## OBJECTIVE
Identify all lines in the data containing the string "marker". Copy them out.

## SOURCE DATA
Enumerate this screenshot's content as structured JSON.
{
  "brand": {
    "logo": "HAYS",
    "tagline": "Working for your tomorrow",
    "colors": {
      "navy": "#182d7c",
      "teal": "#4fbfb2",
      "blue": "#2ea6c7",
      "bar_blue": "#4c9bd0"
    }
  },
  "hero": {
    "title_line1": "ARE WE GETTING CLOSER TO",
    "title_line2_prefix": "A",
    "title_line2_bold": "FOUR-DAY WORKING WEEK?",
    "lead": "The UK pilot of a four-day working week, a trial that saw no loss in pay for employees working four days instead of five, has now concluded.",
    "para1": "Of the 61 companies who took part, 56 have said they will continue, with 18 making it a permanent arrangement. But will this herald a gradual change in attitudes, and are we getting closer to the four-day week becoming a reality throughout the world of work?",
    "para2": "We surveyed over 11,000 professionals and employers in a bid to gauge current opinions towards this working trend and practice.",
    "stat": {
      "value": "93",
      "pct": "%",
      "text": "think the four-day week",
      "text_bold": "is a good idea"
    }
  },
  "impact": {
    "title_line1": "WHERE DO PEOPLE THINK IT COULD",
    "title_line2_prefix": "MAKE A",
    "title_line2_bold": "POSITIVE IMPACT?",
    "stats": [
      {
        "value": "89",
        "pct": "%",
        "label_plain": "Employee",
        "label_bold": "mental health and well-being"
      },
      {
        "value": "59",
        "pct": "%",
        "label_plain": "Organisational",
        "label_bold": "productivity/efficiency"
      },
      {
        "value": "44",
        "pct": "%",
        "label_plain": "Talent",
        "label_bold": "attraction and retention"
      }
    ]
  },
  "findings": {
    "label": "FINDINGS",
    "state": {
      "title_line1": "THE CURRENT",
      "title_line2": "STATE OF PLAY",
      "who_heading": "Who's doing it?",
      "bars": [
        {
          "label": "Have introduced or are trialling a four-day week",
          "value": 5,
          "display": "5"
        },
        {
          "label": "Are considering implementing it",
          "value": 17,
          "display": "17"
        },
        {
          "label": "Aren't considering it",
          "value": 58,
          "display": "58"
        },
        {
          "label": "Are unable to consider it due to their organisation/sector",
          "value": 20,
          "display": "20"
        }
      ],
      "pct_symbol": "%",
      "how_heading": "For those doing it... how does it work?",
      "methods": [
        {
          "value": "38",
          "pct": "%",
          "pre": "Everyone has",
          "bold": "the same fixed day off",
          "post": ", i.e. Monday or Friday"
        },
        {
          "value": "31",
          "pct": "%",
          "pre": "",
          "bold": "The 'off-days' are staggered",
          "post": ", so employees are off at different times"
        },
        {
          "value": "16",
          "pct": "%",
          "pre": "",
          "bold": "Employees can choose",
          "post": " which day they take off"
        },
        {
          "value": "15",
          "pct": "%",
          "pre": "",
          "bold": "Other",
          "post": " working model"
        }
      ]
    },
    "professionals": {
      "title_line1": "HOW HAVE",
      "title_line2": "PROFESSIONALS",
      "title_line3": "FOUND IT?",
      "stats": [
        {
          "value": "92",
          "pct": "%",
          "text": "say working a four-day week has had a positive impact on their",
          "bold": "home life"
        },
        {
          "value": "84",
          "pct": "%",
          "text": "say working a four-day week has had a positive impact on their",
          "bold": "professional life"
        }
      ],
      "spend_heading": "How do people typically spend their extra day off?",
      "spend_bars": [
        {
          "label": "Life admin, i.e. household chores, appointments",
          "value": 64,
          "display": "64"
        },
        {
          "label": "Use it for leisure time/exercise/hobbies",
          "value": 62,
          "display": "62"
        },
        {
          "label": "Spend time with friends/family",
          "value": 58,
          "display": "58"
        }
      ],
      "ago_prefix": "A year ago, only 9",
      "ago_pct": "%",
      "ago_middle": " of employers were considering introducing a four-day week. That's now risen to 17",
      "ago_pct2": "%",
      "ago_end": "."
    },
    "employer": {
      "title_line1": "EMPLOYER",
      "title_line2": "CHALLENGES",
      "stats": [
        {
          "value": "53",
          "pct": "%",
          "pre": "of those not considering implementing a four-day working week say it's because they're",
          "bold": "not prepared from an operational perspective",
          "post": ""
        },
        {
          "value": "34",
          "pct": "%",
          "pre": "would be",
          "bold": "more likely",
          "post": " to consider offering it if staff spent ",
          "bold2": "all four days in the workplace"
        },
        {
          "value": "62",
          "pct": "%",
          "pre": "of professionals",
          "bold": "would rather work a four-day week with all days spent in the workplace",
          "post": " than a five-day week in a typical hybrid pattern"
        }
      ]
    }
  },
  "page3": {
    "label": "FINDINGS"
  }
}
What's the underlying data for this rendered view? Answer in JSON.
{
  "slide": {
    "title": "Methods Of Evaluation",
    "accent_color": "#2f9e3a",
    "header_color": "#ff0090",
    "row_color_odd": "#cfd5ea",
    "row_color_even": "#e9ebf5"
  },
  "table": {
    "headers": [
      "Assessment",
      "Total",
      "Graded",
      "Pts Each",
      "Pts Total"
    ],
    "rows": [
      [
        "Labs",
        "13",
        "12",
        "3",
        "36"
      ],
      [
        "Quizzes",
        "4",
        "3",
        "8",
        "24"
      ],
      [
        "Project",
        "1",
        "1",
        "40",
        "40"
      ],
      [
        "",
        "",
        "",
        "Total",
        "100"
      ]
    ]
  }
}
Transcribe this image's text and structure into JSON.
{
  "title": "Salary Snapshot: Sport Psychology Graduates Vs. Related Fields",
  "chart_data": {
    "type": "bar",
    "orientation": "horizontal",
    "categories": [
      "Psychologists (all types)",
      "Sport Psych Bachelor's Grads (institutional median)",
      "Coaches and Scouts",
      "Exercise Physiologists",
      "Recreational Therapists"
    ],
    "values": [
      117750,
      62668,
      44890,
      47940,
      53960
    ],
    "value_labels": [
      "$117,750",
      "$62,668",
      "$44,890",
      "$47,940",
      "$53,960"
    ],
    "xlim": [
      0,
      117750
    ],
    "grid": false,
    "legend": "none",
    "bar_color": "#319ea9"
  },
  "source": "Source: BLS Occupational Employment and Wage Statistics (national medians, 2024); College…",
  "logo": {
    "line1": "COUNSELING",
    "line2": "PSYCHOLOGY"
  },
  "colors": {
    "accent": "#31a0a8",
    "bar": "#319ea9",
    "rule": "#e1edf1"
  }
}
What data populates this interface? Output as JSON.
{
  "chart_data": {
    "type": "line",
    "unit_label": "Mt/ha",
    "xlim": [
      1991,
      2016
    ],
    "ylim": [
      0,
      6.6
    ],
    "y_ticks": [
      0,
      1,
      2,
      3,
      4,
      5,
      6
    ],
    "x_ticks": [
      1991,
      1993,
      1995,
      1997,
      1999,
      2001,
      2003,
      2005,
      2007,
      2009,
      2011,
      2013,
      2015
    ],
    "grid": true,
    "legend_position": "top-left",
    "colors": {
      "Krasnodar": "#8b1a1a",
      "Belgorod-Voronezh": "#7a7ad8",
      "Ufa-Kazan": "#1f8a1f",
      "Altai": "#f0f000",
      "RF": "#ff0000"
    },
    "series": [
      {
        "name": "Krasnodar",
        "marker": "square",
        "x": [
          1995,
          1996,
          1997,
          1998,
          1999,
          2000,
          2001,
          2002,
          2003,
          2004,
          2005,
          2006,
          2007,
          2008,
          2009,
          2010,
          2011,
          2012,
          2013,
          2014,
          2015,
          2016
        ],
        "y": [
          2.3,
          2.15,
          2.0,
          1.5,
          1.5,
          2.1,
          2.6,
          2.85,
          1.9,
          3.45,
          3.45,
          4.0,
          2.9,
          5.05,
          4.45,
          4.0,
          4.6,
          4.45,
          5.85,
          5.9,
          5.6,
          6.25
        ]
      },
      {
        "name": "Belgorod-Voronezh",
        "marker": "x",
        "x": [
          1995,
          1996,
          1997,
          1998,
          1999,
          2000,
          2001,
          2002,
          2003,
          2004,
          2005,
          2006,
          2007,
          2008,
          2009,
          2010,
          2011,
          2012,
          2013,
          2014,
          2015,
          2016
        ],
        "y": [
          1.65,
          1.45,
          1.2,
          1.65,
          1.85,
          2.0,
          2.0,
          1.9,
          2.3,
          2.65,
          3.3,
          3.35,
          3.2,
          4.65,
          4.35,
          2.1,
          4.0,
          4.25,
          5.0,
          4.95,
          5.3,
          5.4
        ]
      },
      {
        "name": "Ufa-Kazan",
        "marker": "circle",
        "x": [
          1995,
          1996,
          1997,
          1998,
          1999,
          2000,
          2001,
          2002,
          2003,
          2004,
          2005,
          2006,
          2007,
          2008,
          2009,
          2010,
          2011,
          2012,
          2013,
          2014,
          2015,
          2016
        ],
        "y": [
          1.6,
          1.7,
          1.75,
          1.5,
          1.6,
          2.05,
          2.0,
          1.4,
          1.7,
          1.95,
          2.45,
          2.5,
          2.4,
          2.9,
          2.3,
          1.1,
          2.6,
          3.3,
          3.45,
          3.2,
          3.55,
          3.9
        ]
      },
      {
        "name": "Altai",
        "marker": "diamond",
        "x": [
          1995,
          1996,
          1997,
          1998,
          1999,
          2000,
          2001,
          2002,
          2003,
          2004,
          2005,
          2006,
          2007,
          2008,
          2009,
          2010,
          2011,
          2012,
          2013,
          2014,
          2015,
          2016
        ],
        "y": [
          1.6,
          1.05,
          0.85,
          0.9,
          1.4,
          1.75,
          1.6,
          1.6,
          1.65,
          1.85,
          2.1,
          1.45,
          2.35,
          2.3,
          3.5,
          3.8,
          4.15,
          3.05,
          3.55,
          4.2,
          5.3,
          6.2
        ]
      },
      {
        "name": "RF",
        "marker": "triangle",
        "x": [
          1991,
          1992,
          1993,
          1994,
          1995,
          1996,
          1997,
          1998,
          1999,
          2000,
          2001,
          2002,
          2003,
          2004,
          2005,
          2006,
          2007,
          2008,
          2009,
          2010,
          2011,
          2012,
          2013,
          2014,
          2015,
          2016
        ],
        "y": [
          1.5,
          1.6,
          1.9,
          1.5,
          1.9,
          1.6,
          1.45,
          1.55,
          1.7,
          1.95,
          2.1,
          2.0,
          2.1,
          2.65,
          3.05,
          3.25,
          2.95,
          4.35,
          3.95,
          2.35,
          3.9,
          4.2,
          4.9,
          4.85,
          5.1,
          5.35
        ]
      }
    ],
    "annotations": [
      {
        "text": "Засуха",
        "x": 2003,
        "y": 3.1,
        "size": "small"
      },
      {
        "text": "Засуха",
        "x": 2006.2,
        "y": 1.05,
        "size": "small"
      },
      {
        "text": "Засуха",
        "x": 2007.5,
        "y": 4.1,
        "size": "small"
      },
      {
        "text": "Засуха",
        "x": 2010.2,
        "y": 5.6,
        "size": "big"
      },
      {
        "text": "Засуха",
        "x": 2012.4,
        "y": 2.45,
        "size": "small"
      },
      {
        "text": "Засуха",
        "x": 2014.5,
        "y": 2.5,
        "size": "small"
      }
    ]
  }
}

## RESPONSE
        "marker": "square",
        "marker": "x",
        "marker": "circle",
        "marker": "diamond",
        "marker": "triangle",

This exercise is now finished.